Chart and figure data:
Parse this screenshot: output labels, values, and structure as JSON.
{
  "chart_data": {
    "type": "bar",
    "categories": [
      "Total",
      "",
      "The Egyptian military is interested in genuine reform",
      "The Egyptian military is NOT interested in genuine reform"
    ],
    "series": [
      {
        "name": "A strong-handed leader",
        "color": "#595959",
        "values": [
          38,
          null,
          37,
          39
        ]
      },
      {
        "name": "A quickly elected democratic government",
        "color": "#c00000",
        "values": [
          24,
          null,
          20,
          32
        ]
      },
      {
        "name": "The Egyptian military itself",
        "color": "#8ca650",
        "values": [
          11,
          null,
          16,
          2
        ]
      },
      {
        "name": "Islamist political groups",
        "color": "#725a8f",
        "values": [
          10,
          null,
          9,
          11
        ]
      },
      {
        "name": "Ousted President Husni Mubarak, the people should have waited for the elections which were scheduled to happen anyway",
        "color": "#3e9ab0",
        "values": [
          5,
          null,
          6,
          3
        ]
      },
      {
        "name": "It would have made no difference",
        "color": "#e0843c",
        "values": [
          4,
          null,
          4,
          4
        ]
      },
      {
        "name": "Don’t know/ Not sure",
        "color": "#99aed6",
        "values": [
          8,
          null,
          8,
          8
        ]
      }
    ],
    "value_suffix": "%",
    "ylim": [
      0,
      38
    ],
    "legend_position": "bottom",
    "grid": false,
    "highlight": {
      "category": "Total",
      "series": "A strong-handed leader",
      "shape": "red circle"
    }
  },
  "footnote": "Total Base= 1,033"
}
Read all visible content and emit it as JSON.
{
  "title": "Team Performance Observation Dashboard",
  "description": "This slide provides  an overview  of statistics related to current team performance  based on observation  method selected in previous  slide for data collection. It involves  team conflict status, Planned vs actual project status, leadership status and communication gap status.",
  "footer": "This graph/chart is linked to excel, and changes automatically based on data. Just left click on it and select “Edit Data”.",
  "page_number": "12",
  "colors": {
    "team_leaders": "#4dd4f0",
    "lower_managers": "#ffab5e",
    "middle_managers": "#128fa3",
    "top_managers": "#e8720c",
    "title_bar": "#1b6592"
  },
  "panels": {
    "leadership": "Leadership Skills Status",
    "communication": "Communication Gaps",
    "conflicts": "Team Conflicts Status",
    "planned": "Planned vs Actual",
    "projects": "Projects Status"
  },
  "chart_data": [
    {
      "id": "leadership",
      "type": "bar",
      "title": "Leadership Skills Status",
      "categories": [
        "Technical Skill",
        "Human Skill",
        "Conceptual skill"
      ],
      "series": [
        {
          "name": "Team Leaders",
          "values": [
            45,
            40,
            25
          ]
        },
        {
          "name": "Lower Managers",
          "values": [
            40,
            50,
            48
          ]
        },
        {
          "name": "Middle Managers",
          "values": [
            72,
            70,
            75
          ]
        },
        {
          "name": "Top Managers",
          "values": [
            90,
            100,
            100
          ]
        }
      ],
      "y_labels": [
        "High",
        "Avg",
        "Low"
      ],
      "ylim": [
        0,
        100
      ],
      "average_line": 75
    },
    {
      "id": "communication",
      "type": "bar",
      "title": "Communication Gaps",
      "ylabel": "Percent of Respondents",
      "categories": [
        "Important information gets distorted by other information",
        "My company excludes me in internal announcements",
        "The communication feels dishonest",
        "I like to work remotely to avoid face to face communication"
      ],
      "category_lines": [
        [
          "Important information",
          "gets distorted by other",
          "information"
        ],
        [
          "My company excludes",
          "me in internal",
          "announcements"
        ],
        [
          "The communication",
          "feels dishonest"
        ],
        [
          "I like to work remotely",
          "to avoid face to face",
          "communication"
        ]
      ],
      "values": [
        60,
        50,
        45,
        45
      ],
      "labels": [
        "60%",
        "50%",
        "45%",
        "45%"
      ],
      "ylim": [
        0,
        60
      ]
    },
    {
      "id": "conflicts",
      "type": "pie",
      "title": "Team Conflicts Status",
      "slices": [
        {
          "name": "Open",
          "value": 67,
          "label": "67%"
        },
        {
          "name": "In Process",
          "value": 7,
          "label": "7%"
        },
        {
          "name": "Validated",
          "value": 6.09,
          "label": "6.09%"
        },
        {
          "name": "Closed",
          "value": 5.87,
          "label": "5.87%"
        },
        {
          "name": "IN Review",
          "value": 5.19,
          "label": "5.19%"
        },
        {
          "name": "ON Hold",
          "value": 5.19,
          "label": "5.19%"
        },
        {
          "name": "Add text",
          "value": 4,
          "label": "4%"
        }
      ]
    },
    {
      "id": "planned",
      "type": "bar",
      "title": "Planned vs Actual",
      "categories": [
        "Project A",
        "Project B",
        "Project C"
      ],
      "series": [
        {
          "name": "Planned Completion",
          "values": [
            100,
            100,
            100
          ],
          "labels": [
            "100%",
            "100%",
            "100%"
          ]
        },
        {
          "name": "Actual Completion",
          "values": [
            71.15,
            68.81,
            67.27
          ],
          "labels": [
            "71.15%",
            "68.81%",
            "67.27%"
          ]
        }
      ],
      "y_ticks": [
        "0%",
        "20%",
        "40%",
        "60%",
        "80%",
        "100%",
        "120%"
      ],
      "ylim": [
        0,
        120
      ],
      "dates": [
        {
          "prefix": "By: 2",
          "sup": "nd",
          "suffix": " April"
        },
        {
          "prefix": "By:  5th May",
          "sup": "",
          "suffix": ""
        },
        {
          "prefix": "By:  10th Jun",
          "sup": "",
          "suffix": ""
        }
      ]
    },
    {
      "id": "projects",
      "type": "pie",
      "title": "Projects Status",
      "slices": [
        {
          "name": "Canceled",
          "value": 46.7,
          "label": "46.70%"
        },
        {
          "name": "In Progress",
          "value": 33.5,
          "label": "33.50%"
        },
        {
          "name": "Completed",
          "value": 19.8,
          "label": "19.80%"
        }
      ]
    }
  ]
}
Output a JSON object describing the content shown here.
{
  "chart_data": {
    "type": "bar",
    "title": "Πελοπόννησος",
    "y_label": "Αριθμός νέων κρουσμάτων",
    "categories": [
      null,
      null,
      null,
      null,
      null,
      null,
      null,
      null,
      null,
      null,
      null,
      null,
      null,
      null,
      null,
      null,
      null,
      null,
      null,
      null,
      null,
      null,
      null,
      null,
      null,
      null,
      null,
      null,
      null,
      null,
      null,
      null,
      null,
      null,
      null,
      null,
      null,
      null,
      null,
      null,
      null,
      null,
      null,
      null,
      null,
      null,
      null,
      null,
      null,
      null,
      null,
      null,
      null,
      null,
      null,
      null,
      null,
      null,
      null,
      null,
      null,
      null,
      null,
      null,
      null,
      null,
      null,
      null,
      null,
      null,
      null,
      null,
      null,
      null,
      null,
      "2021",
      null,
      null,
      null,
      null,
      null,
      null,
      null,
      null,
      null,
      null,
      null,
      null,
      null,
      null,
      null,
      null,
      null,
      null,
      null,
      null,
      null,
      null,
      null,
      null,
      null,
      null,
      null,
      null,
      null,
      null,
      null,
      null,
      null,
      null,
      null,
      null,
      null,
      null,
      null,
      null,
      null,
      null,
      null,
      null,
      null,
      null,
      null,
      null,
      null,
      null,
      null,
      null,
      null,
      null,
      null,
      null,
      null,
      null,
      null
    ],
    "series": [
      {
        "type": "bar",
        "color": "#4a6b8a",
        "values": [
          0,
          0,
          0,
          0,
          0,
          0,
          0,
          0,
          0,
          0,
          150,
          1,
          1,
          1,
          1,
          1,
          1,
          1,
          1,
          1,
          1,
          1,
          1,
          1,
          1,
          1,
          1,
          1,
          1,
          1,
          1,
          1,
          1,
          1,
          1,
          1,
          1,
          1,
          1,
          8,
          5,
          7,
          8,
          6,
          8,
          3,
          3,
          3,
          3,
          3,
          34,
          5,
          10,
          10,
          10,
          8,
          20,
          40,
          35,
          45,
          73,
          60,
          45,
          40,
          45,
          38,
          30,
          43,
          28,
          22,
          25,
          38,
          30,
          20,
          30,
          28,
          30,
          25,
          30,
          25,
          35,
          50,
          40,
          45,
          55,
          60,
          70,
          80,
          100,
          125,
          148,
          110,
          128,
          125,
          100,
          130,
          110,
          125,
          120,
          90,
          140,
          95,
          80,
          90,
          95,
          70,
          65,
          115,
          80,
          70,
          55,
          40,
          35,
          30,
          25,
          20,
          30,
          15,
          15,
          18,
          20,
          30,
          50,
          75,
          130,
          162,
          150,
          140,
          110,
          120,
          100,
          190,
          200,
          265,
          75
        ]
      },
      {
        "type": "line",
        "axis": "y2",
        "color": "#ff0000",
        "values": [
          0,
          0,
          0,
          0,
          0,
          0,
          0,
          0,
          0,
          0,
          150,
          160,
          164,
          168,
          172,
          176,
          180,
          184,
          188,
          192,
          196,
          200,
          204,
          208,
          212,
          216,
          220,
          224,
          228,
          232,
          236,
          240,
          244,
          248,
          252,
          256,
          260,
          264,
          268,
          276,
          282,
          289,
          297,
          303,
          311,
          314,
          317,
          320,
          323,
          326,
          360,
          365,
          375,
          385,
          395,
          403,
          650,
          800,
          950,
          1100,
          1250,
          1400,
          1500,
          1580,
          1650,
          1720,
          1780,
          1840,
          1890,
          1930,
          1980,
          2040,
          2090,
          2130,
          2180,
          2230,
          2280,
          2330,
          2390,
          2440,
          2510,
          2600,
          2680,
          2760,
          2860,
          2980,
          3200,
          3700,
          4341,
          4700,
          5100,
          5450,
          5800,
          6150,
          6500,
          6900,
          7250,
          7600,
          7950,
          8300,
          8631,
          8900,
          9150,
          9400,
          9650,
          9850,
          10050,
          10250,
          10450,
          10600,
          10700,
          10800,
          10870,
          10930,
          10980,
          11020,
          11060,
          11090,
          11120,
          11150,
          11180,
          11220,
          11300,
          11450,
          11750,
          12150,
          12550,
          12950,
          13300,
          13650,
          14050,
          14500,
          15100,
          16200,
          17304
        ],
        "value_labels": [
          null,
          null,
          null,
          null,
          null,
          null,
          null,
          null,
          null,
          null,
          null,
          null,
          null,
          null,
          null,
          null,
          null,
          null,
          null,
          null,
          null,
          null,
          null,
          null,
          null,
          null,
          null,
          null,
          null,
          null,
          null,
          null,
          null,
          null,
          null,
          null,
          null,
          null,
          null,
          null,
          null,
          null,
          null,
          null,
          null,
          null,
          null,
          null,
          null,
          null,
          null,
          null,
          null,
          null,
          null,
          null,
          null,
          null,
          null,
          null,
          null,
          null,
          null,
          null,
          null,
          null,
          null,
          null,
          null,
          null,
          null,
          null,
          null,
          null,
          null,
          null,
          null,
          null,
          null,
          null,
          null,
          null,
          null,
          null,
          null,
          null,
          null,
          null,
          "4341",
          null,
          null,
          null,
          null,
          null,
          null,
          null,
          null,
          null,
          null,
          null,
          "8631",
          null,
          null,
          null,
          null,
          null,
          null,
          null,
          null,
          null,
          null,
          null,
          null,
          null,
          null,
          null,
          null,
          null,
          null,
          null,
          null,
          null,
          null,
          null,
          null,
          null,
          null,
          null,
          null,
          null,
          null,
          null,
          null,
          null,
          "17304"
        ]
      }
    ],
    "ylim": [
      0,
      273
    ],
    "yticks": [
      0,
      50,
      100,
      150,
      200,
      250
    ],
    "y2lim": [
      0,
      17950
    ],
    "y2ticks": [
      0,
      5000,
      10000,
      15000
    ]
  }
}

» EXERCISE GOAL
Which lines contain "excludes"? Copy each of them out.

» PROBLEM SOLUTION
        "My company excludes me in internal announcements",
          "My company excludes",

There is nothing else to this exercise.